[Figure record extracts]
■ ■ ■

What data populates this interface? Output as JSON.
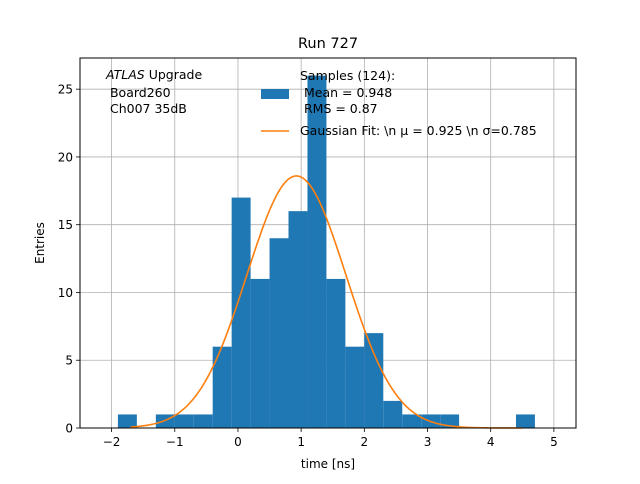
{
  "chart_data": {
    "type": "bar",
    "title": "Run 727",
    "xlabel": "time [ns]",
    "ylabel": "Entries",
    "xlim": [
      -2.5,
      5.35
    ],
    "ylim": [
      0,
      27.3
    ],
    "grid": true,
    "legend_placement": "top-center",
    "xticks": [
      -2,
      -1,
      0,
      1,
      2,
      3,
      4,
      5
    ],
    "yticks": [
      0,
      5,
      10,
      15,
      20,
      25
    ],
    "annotation": {
      "italic_prefix": "ATLAS",
      "prefix_suffix": " Upgrade",
      "line2": " Board260",
      "line3": " Ch007 35dB"
    },
    "histogram": {
      "name_lines": [
        "Samples (124):",
        " Mean = 0.948",
        " RMS = 0.87"
      ],
      "color": "#1f77b4",
      "bin_edges": [
        -1.9,
        -1.6,
        -1.3,
        -1.0,
        -0.7,
        -0.4,
        -0.1,
        0.2,
        0.5,
        0.8,
        1.1,
        1.4,
        1.7,
        2.0,
        2.3,
        2.6,
        2.9,
        3.2,
        3.5,
        3.8,
        4.1,
        4.4,
        4.7
      ],
      "counts": [
        1,
        0,
        1,
        1,
        1,
        6,
        17,
        11,
        14,
        16,
        26,
        11,
        6,
        7,
        2,
        1,
        1,
        1,
        0,
        0,
        0,
        1
      ]
    },
    "fit": {
      "name": "Gaussian Fit: \\n μ = 0.925 \\n σ=0.785",
      "color": "#ff7f0e",
      "type": "gaussian",
      "mu": 0.925,
      "sigma": 0.785,
      "amplitude": 18.6,
      "x_range": [
        -1.7,
        4.5
      ]
    }
  }
}
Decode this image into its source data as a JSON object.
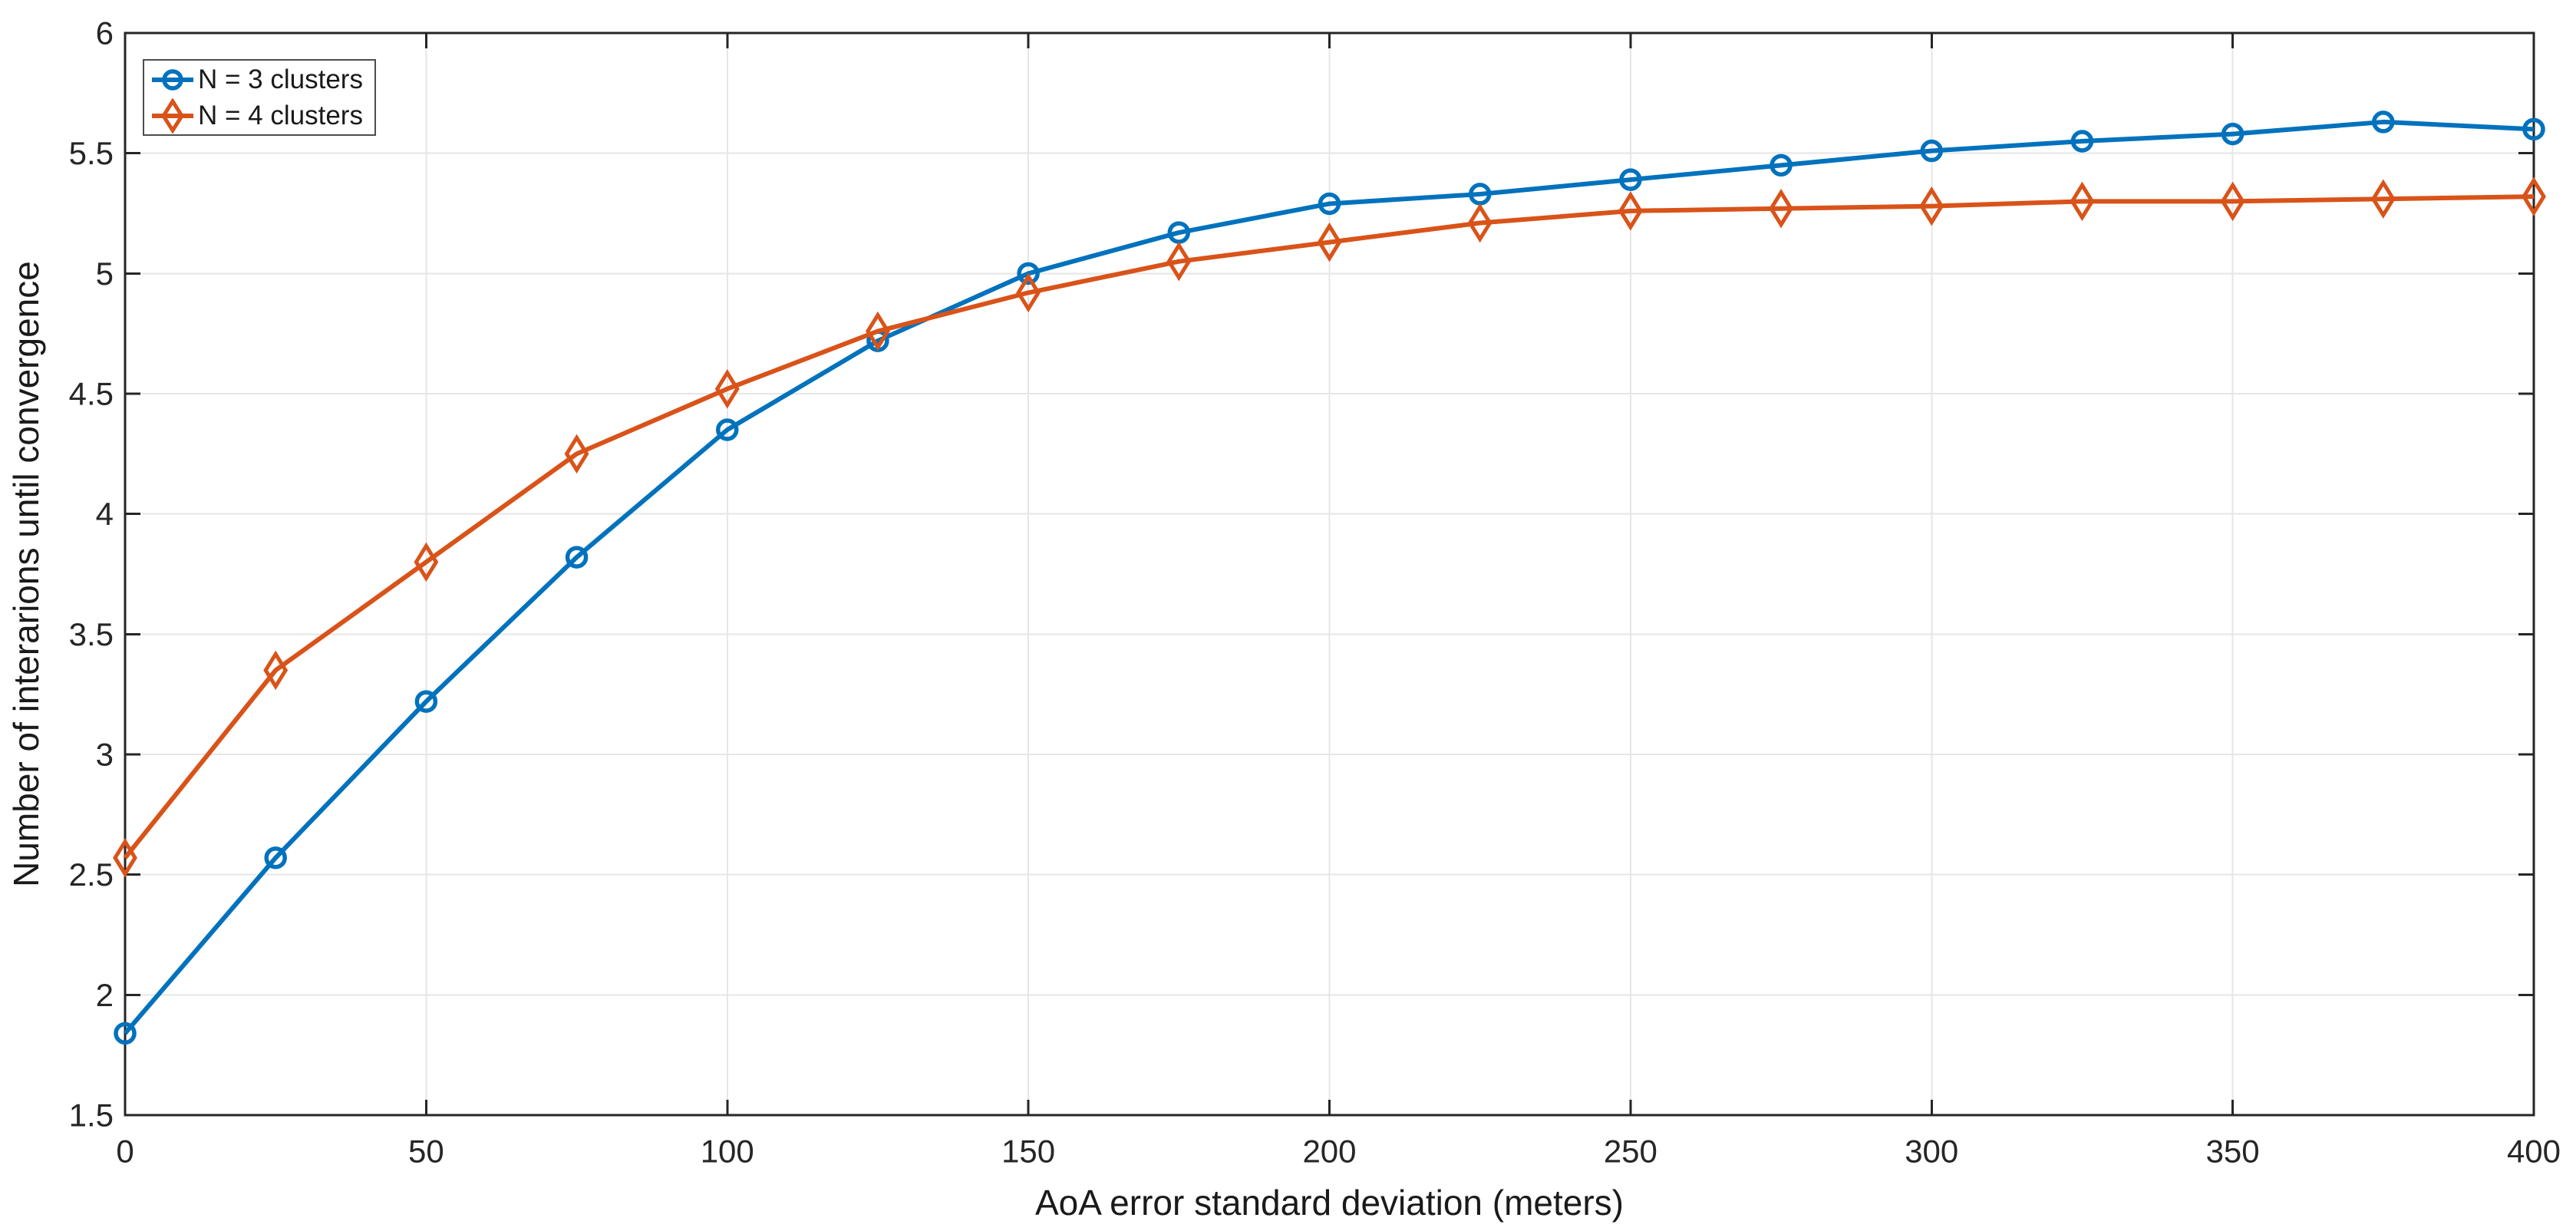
{
  "chart_data": {
    "type": "line",
    "title": "",
    "xlabel": "AoA error standard deviation (meters)",
    "ylabel": "Number of interarions until convergence",
    "xlim": [
      0,
      400
    ],
    "ylim": [
      1.5,
      6
    ],
    "grid": true,
    "legend_position": "top-left",
    "x_ticks": [
      0,
      50,
      100,
      150,
      200,
      250,
      300,
      350,
      400
    ],
    "x_tick_labels": [
      "0",
      "50",
      "100",
      "150",
      "200",
      "250",
      "300",
      "350",
      "400"
    ],
    "y_ticks": [
      1.5,
      2,
      2.5,
      3,
      3.5,
      4,
      4.5,
      5,
      5.5,
      6
    ],
    "y_tick_labels": [
      "1.5",
      "2",
      "2.5",
      "3",
      "3.5",
      "4",
      "4.5",
      "5",
      "5.5",
      "6"
    ],
    "x": [
      0,
      25,
      50,
      75,
      100,
      125,
      150,
      175,
      200,
      225,
      250,
      275,
      300,
      325,
      350,
      375,
      400
    ],
    "series": [
      {
        "name": "N = 3 clusters",
        "color": "#0072BD",
        "marker": "circle",
        "values": [
          1.84,
          2.57,
          3.22,
          3.82,
          4.35,
          4.72,
          5.0,
          5.17,
          5.29,
          5.33,
          5.39,
          5.45,
          5.51,
          5.55,
          5.58,
          5.63,
          5.6
        ]
      },
      {
        "name": "N = 4 clusters",
        "color": "#D95319",
        "marker": "diamond",
        "values": [
          2.57,
          3.35,
          3.8,
          4.25,
          4.52,
          4.76,
          4.92,
          5.05,
          5.13,
          5.21,
          5.26,
          5.27,
          5.28,
          5.3,
          5.3,
          5.31,
          5.32
        ]
      }
    ],
    "colors": {
      "background": "#ffffff",
      "axis": "#262626",
      "grid": "#e6e6e6",
      "tick_text": "#262626",
      "legend_border": "#4d4d4d"
    }
  }
}
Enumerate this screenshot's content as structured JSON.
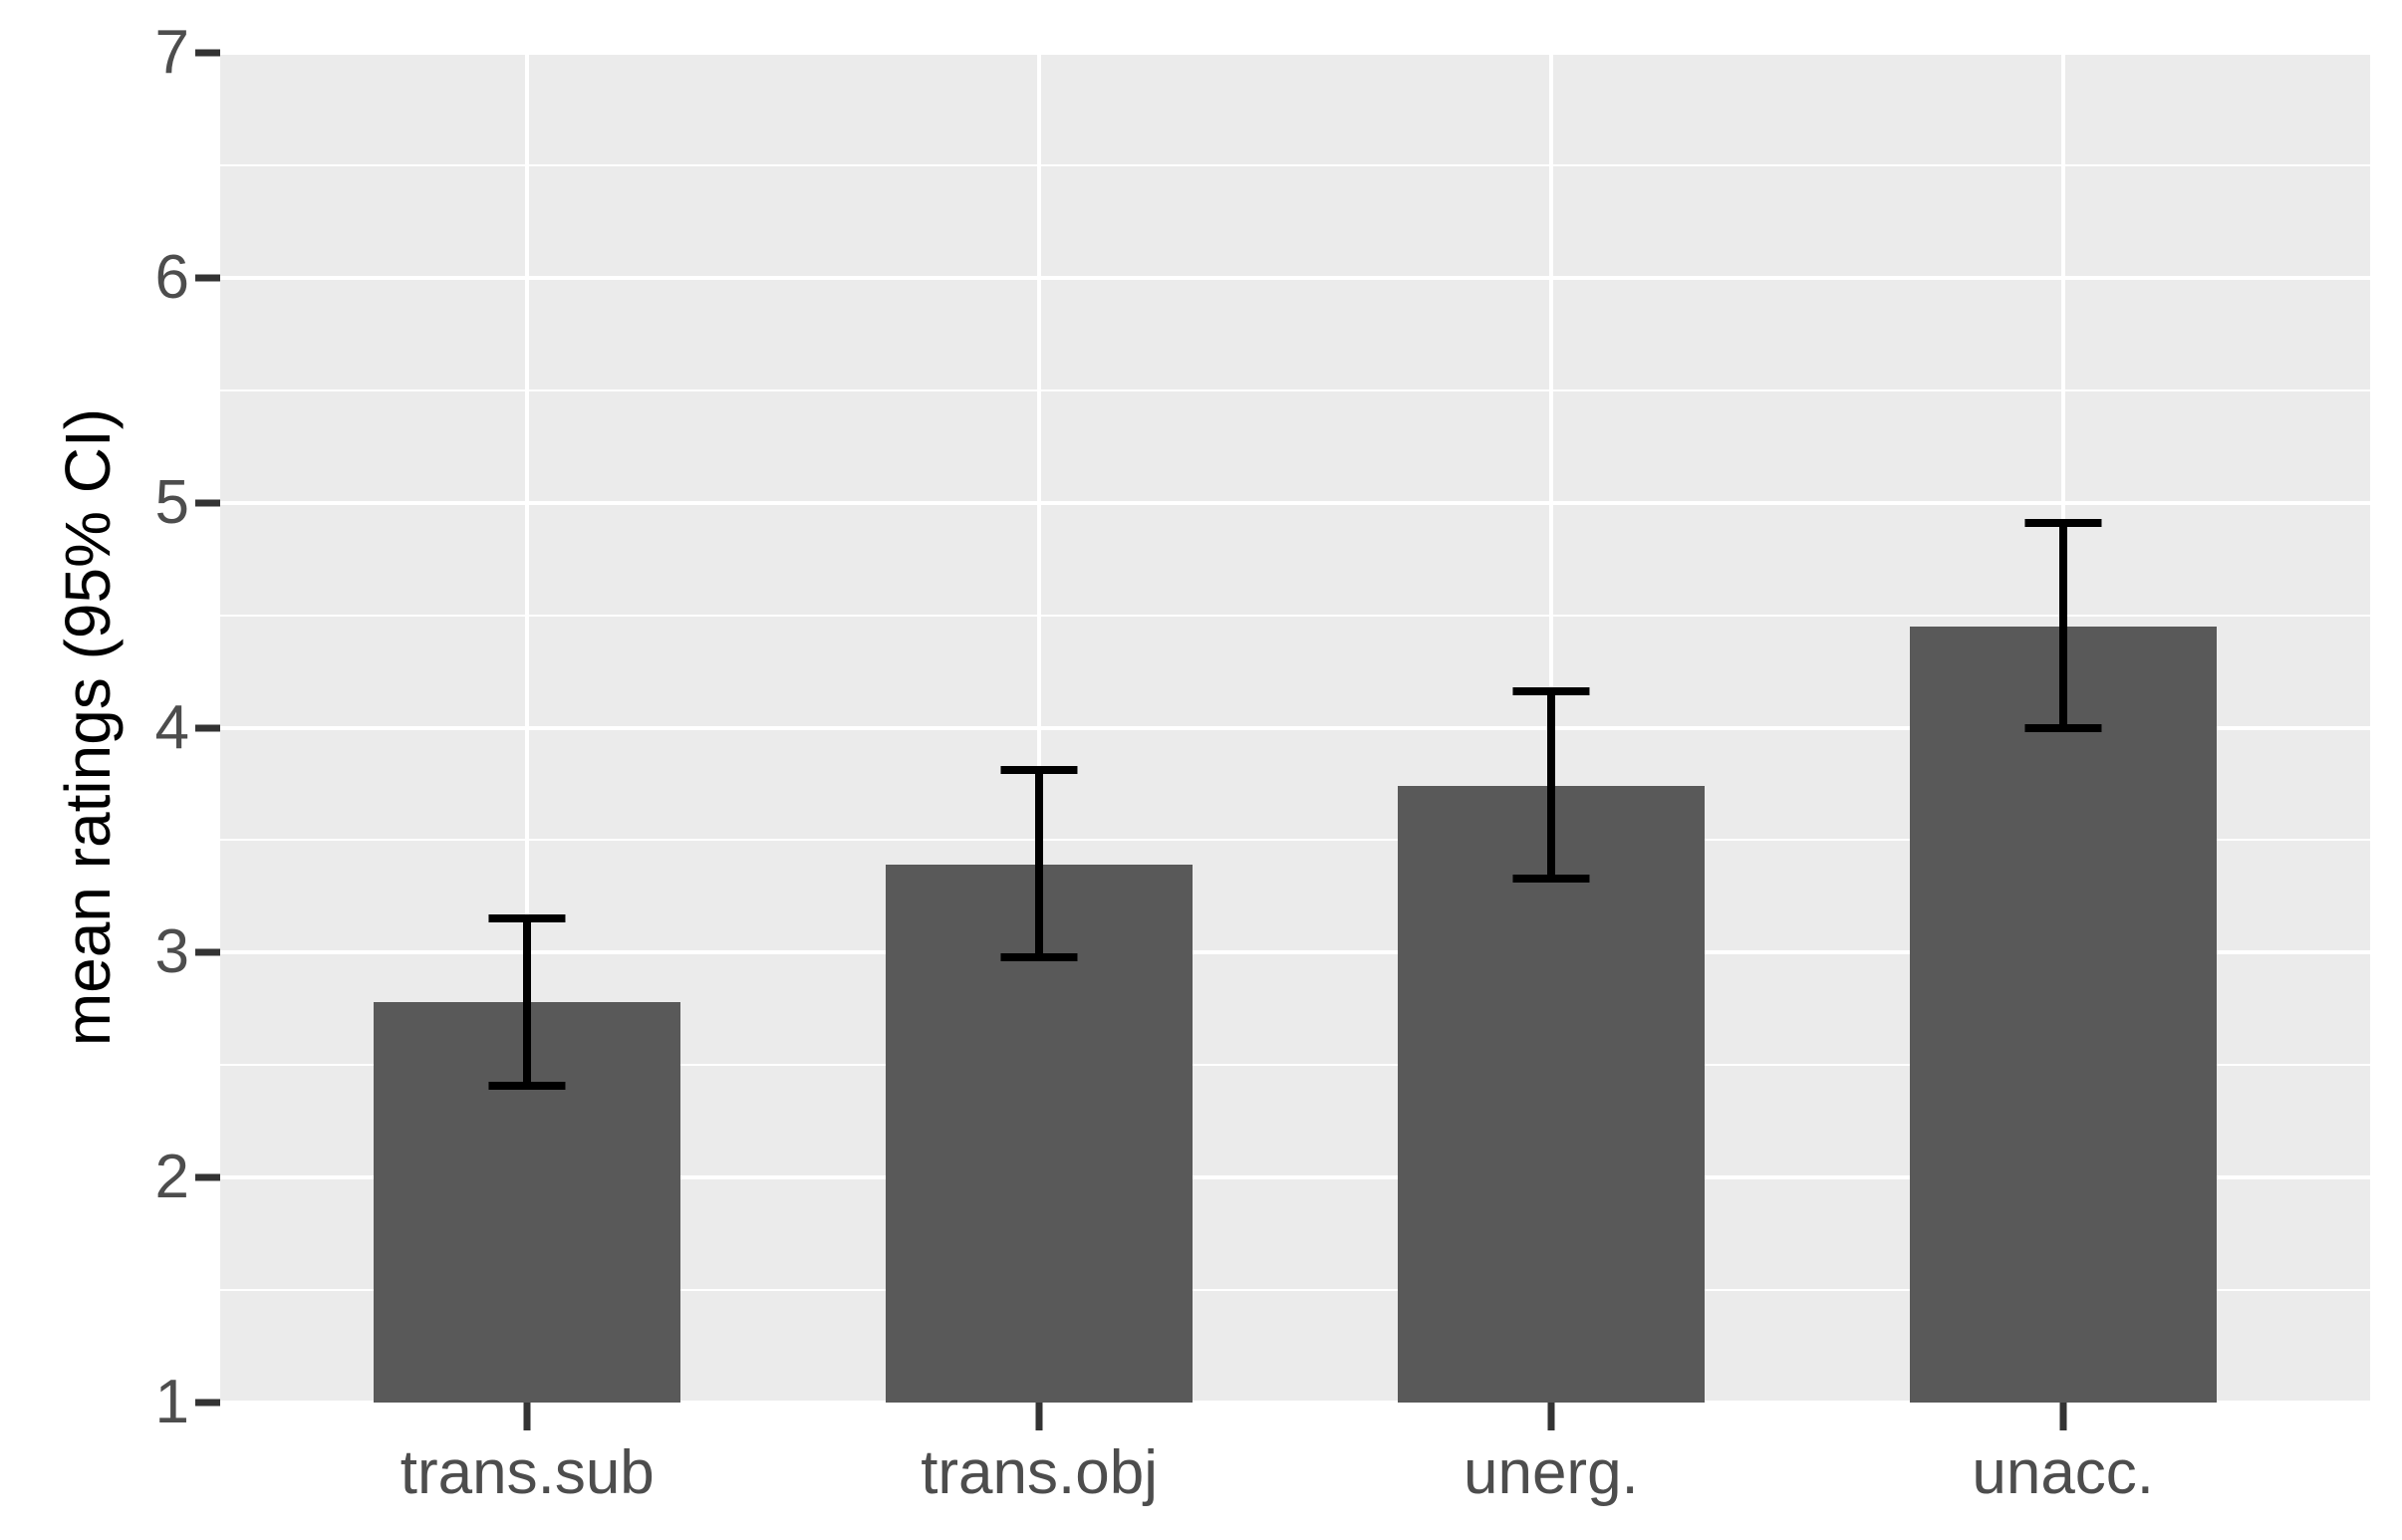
{
  "chart_data": {
    "type": "bar",
    "title": "",
    "xlabel": "",
    "ylabel": "mean ratings (95% CI)",
    "categories": [
      "trans.sub",
      "trans.obj",
      "unerg.",
      "unacc."
    ],
    "values": [
      2.78,
      3.39,
      3.74,
      4.45
    ],
    "error_bars": {
      "kind": "95% confidence interval",
      "lower": [
        2.41,
        2.98,
        3.33,
        4.0
      ],
      "upper": [
        3.15,
        3.81,
        4.16,
        4.91
      ]
    },
    "ylim": [
      1,
      7
    ],
    "y_ticks": [
      1,
      2,
      3,
      4,
      5,
      6,
      7
    ],
    "y_minor_ticks": [
      1.5,
      2.5,
      3.5,
      4.5,
      5.5,
      6.5
    ],
    "legend": "none",
    "grid": "horizontal major and minor white gridlines; vertical white gridline at each category center",
    "style": {
      "theme": "ggplot2 grey",
      "bar_fill": "#595959",
      "panel_background": "#ebebeb",
      "grid_color": "#ffffff",
      "errorbar_color": "#000000",
      "tick_mark_color": "#333333",
      "tick_label_color": "#4d4d4d",
      "axis_title_color": "#000000",
      "figure_background": "#ffffff"
    }
  }
}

■ ■ ■

Task objective: Quote every record above exactly, omitting any pictures they contain.

Output of the task:
What data populates this interface? Output as JSON.
{
  "chart_data": {
    "type": "bar",
    "title": "Run 727",
    "xlabel": "time [ns]",
    "ylabel": "Entries",
    "xlim": [
      -2.5,
      5.35
    ],
    "ylim": [
      0,
      27.3
    ],
    "grid": true,
    "legend_placement": "top-center",
    "xticks": [
      -2,
      -1,
      0,
      1,
      2,
      3,
      4,
      5
    ],
    "yticks": [
      0,
      5,
      10,
      15,
      20,
      25
    ],
    "annotation": {
      "italic_prefix": "ATLAS",
      "prefix_suffix": " Upgrade",
      "line2": " Board260",
      "line3": " Ch007 35dB"
    },
    "histogram": {
      "name_lines": [
        "Samples (124):",
        " Mean = 0.948",
        " RMS = 0.87"
      ],
      "color": "#1f77b4",
      "bin_edges": [
        -1.9,
        -1.6,
        -1.3,
        -1.0,
        -0.7,
        -0.4,
        -0.1,
        0.2,
        0.5,
        0.8,
        1.1,
        1.4,
        1.7,
        2.0,
        2.3,
        2.6,
        2.9,
        3.2,
        3.5,
        3.8,
        4.1,
        4.4,
        4.7
      ],
      "counts": [
        1,
        0,
        1,
        1,
        1,
        6,
        17,
        11,
        14,
        16,
        26,
        11,
        6,
        7,
        2,
        1,
        1,
        1,
        0,
        0,
        0,
        1
      ]
    },
    "fit": {
      "name": "Gaussian Fit: \\n μ = 0.925 \\n σ=0.785",
      "color": "#ff7f0e",
      "type": "gaussian",
      "mu": 0.925,
      "sigma": 0.785,
      "amplitude": 18.6,
      "x_range": [
        -1.7,
        4.5
      ]
    }
  }
}
Decode this image into its source data as a JSON object.
{
  "chart_data": {
    "type": "line",
    "title": "",
    "xlabel": "AoA error standard deviation (meters)",
    "ylabel": "Number of interarions until convergence",
    "xlim": [
      0,
      400
    ],
    "ylim": [
      1.5,
      6
    ],
    "grid": true,
    "legend_position": "top-left",
    "x_ticks": [
      0,
      50,
      100,
      150,
      200,
      250,
      300,
      350,
      400
    ],
    "x_tick_labels": [
      "0",
      "50",
      "100",
      "150",
      "200",
      "250",
      "300",
      "350",
      "400"
    ],
    "y_ticks": [
      1.5,
      2,
      2.5,
      3,
      3.5,
      4,
      4.5,
      5,
      5.5,
      6
    ],
    "y_tick_labels": [
      "1.5",
      "2",
      "2.5",
      "3",
      "3.5",
      "4",
      "4.5",
      "5",
      "5.5",
      "6"
    ],
    "x": [
      0,
      25,
      50,
      75,
      100,
      125,
      150,
      175,
      200,
      225,
      250,
      275,
      300,
      325,
      350,
      375,
      400
    ],
    "series": [
      {
        "name": "N = 3 clusters",
        "color": "#0072BD",
        "marker": "circle",
        "values": [
          1.84,
          2.57,
          3.22,
          3.82,
          4.35,
          4.72,
          5.0,
          5.17,
          5.29,
          5.33,
          5.39,
          5.45,
          5.51,
          5.55,
          5.58,
          5.63,
          5.6
        ]
      },
      {
        "name": "N = 4 clusters",
        "color": "#D95319",
        "marker": "diamond",
        "values": [
          2.57,
          3.35,
          3.8,
          4.25,
          4.52,
          4.76,
          4.92,
          5.05,
          5.13,
          5.21,
          5.26,
          5.27,
          5.28,
          5.3,
          5.3,
          5.31,
          5.32
        ]
      }
    ],
    "colors": {
      "background": "#ffffff",
      "axis": "#262626",
      "grid": "#e6e6e6",
      "tick_text": "#262626",
      "legend_border": "#4d4d4d"
    }
  }
}
Enumerate this screenshot's content as structured JSON.
{
  "chart_data": {
    "type": "bar",
    "title": "",
    "xlabel": "",
    "ylabel": "mean ratings (95% CI)",
    "categories": [
      "trans.sub",
      "trans.obj",
      "unerg.",
      "unacc."
    ],
    "values": [
      2.78,
      3.39,
      3.74,
      4.45
    ],
    "error_bars": {
      "kind": "95% confidence interval",
      "lower": [
        2.41,
        2.98,
        3.33,
        4.0
      ],
      "upper": [
        3.15,
        3.81,
        4.16,
        4.91
      ]
    },
    "ylim": [
      1,
      7
    ],
    "y_ticks": [
      1,
      2,
      3,
      4,
      5,
      6,
      7
    ],
    "y_minor_ticks": [
      1.5,
      2.5,
      3.5,
      4.5,
      5.5,
      6.5
    ],
    "legend": "none",
    "grid": "horizontal major and minor white gridlines; vertical white gridline at each category center",
    "style": {
      "theme": "ggplot2 grey",
      "bar_fill": "#595959",
      "panel_background": "#ebebeb",
      "grid_color": "#ffffff",
      "errorbar_color": "#000000",
      "tick_mark_color": "#333333",
      "tick_label_color": "#4d4d4d",
      "axis_title_color": "#000000",
      "figure_background": "#ffffff"
    }
  }
}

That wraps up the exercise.